Rows from a dataset:
*****

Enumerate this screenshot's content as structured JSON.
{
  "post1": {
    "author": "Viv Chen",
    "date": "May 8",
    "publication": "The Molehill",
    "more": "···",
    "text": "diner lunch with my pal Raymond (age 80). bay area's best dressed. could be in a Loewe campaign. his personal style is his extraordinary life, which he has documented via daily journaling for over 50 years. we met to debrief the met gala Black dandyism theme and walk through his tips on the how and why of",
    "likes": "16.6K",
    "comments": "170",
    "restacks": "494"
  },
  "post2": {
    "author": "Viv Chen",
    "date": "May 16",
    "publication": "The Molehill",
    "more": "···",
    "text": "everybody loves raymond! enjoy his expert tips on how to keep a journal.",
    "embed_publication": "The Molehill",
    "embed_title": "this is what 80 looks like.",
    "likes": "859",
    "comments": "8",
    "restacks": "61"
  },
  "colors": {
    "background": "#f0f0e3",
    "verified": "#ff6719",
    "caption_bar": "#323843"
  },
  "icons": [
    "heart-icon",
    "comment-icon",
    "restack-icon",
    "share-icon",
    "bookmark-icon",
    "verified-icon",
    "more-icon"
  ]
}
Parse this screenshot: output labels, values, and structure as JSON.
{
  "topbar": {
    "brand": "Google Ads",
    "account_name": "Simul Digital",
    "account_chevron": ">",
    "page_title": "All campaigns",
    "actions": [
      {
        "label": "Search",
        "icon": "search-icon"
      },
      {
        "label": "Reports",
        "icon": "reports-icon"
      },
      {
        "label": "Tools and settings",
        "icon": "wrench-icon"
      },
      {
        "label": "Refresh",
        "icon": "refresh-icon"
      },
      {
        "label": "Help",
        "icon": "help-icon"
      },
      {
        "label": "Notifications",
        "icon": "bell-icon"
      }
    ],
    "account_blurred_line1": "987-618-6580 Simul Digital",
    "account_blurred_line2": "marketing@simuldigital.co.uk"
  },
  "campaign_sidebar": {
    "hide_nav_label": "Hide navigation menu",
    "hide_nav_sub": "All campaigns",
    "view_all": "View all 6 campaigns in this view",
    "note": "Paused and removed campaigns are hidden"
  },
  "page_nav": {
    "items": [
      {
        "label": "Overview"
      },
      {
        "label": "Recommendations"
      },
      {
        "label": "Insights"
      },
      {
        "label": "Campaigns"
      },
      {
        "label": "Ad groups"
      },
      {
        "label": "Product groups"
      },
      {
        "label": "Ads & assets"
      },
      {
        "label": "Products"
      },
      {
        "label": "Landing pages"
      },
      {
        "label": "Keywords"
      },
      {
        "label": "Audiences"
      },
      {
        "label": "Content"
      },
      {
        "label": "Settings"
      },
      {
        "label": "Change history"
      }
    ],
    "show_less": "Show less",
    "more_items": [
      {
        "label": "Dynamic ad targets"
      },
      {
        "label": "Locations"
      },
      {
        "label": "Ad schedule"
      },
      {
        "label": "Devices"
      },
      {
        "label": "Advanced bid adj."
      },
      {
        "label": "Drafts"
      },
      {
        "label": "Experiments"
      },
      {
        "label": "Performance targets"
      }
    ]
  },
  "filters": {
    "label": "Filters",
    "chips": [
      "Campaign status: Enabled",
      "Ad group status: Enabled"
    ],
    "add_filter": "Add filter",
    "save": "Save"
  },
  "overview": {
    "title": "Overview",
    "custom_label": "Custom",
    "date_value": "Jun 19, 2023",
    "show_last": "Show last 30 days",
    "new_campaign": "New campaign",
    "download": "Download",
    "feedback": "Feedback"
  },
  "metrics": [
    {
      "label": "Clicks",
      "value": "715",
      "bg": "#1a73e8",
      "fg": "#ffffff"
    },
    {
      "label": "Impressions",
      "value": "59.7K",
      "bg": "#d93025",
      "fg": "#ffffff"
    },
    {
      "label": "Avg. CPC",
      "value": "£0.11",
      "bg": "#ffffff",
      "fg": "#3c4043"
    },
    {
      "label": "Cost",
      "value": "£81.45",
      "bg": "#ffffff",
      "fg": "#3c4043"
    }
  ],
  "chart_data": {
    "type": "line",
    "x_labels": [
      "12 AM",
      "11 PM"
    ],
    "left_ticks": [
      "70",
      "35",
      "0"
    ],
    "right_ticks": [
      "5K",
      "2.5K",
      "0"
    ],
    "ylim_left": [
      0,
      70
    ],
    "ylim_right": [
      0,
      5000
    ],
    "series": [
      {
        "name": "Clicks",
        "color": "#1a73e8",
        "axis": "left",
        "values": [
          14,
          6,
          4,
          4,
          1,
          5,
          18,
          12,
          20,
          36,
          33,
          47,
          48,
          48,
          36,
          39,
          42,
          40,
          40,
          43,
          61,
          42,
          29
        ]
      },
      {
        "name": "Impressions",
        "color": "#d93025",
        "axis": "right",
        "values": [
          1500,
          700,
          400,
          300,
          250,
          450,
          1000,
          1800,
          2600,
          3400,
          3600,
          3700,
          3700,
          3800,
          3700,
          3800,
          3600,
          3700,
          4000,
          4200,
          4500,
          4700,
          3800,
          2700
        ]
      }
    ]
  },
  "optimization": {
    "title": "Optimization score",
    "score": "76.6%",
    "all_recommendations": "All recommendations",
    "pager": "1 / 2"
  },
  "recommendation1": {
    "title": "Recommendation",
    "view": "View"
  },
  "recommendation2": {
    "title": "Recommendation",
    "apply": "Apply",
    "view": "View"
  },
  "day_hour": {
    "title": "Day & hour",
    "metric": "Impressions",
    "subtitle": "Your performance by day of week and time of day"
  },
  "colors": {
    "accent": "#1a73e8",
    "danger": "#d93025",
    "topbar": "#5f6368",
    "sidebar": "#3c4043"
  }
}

*****

● **Directive**
The entries above should be repeated exactly, every one of them.

● **Task answer**
Enumerate this screenshot's content as structured JSON.
{
  "post1": {
    "author": "Viv Chen",
    "date": "May 8",
    "publication": "The Molehill",
    "more": "···",
    "text": "diner lunch with my pal Raymond (age 80). bay area's best dressed. could be in a Loewe campaign. his personal style is his extraordinary life, which he has documented via daily journaling for over 50 years. we met to debrief the met gala Black dandyism theme and walk through his tips on the how and why of",
    "likes": "16.6K",
    "comments": "170",
    "restacks": "494"
  },
  "post2": {
    "author": "Viv Chen",
    "date": "May 16",
    "publication": "The Molehill",
    "more": "···",
    "text": "everybody loves raymond! enjoy his expert tips on how to keep a journal.",
    "embed_publication": "The Molehill",
    "embed_title": "this is what 80 looks like.",
    "likes": "859",
    "comments": "8",
    "restacks": "61"
  },
  "colors": {
    "background": "#f0f0e3",
    "verified": "#ff6719",
    "caption_bar": "#323843"
  },
  "icons": [
    "heart-icon",
    "comment-icon",
    "restack-icon",
    "share-icon",
    "bookmark-icon",
    "verified-icon",
    "more-icon"
  ]
}
Parse this screenshot: output labels, values, and structure as JSON.
{
  "topbar": {
    "brand": "Google Ads",
    "account_name": "Simul Digital",
    "account_chevron": ">",
    "page_title": "All campaigns",
    "actions": [
      {
        "label": "Search",
        "icon": "search-icon"
      },
      {
        "label": "Reports",
        "icon": "reports-icon"
      },
      {
        "label": "Tools and settings",
        "icon": "wrench-icon"
      },
      {
        "label": "Refresh",
        "icon": "refresh-icon"
      },
      {
        "label": "Help",
        "icon": "help-icon"
      },
      {
        "label": "Notifications",
        "icon": "bell-icon"
      }
    ],
    "account_blurred_line1": "987-618-6580 Simul Digital",
    "account_blurred_line2": "marketing@simuldigital.co.uk"
  },
  "campaign_sidebar": {
    "hide_nav_label": "Hide navigation menu",
    "hide_nav_sub": "All campaigns",
    "view_all": "View all 6 campaigns in this view",
    "note": "Paused and removed campaigns are hidden"
  },
  "page_nav": {
    "items": [
      {
        "label": "Overview"
      },
      {
        "label": "Recommendations"
      },
      {
        "label": "Insights"
      },
      {
        "label": "Campaigns"
      },
      {
        "label": "Ad groups"
      },
      {
        "label": "Product groups"
      },
      {
        "label": "Ads & assets"
      },
      {
        "label": "Products"
      },
      {
        "label": "Landing pages"
      },
      {
        "label": "Keywords"
      },
      {
        "label": "Audiences"
      },
      {
        "label": "Content"
      },
      {
        "label": "Settings"
      },
      {
        "label": "Change history"
      }
    ],
    "show_less": "Show less",
    "more_items": [
      {
        "label": "Dynamic ad targets"
      },
      {
        "label": "Locations"
      },
      {
        "label": "Ad schedule"
      },
      {
        "label": "Devices"
      },
      {
        "label": "Advanced bid adj."
      },
      {
        "label": "Drafts"
      },
      {
        "label": "Experiments"
      },
      {
        "label": "Performance targets"
      }
    ]
  },
  "filters": {
    "label": "Filters",
    "chips": [
      "Campaign status: Enabled",
      "Ad group status: Enabled"
    ],
    "add_filter": "Add filter",
    "save": "Save"
  },
  "overview": {
    "title": "Overview",
    "custom_label": "Custom",
    "date_value": "Jun 19, 2023",
    "show_last": "Show last 30 days",
    "new_campaign": "New campaign",
    "download": "Download",
    "feedback": "Feedback"
  },
  "metrics": [
    {
      "label": "Clicks",
      "value": "715",
      "bg": "#1a73e8",
      "fg": "#ffffff"
    },
    {
      "label": "Impressions",
      "value": "59.7K",
      "bg": "#d93025",
      "fg": "#ffffff"
    },
    {
      "label": "Avg. CPC",
      "value": "£0.11",
      "bg": "#ffffff",
      "fg": "#3c4043"
    },
    {
      "label": "Cost",
      "value": "£81.45",
      "bg": "#ffffff",
      "fg": "#3c4043"
    }
  ],
  "chart_data": {
    "type": "line",
    "x_labels": [
      "12 AM",
      "11 PM"
    ],
    "left_ticks": [
      "70",
      "35",
      "0"
    ],
    "right_ticks": [
      "5K",
      "2.5K",
      "0"
    ],
    "ylim_left": [
      0,
      70
    ],
    "ylim_right": [
      0,
      5000
    ],
    "series": [
      {
        "name": "Clicks",
        "color": "#1a73e8",
        "axis": "left",
        "values": [
          14,
          6,
          4,
          4,
          1,
          5,
          18,
          12,
          20,
          36,
          33,
          47,
          48,
          48,
          36,
          39,
          42,
          40,
          40,
          43,
          61,
          42,
          29
        ]
      },
      {
        "name": "Impressions",
        "color": "#d93025",
        "axis": "right",
        "values": [
          1500,
          700,
          400,
          300,
          250,
          450,
          1000,
          1800,
          2600,
          3400,
          3600,
          3700,
          3700,
          3800,
          3700,
          3800,
          3600,
          3700,
          4000,
          4200,
          4500,
          4700,
          3800,
          2700
        ]
      }
    ]
  },
  "optimization": {
    "title": "Optimization score",
    "score": "76.6%",
    "all_recommendations": "All recommendations",
    "pager": "1 / 2"
  },
  "recommendation1": {
    "title": "Recommendation",
    "view": "View"
  },
  "recommendation2": {
    "title": "Recommendation",
    "apply": "Apply",
    "view": "View"
  },
  "day_hour": {
    "title": "Day & hour",
    "metric": "Impressions",
    "subtitle": "Your performance by day of week and time of day"
  },
  "colors": {
    "accent": "#1a73e8",
    "danger": "#d93025",
    "topbar": "#5f6368",
    "sidebar": "#3c4043"
  }
}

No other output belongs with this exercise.